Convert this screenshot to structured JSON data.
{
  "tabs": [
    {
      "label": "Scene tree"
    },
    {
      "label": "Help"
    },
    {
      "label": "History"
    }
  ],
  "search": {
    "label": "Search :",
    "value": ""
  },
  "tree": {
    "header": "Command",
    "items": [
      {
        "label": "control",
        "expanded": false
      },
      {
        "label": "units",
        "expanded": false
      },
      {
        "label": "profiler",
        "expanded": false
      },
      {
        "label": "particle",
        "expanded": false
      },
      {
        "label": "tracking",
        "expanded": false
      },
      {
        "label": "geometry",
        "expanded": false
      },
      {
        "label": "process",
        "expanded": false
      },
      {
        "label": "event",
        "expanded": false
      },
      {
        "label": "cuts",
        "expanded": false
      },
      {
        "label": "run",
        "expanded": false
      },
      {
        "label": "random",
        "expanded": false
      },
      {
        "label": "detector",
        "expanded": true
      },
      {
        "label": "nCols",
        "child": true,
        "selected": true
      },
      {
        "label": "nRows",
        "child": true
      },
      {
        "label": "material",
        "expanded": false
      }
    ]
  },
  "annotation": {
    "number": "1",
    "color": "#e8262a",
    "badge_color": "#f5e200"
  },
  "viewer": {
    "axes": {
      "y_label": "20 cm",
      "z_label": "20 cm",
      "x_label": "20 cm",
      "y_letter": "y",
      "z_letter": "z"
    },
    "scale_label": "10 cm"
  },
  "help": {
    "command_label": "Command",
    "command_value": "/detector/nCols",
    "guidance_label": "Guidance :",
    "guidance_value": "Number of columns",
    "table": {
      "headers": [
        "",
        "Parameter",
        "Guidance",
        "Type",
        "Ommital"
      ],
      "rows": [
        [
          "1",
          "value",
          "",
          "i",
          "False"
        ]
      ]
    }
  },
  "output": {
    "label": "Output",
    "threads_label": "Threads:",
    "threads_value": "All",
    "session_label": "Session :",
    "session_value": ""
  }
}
------------------------------------------------------------------------
• **REQUIRED WORK**: Pick out the lines containing the string "nCols" and show them.

• **TASK ANSWER**:
        "label": "nCols",
    "command_value": "/detector/nCols",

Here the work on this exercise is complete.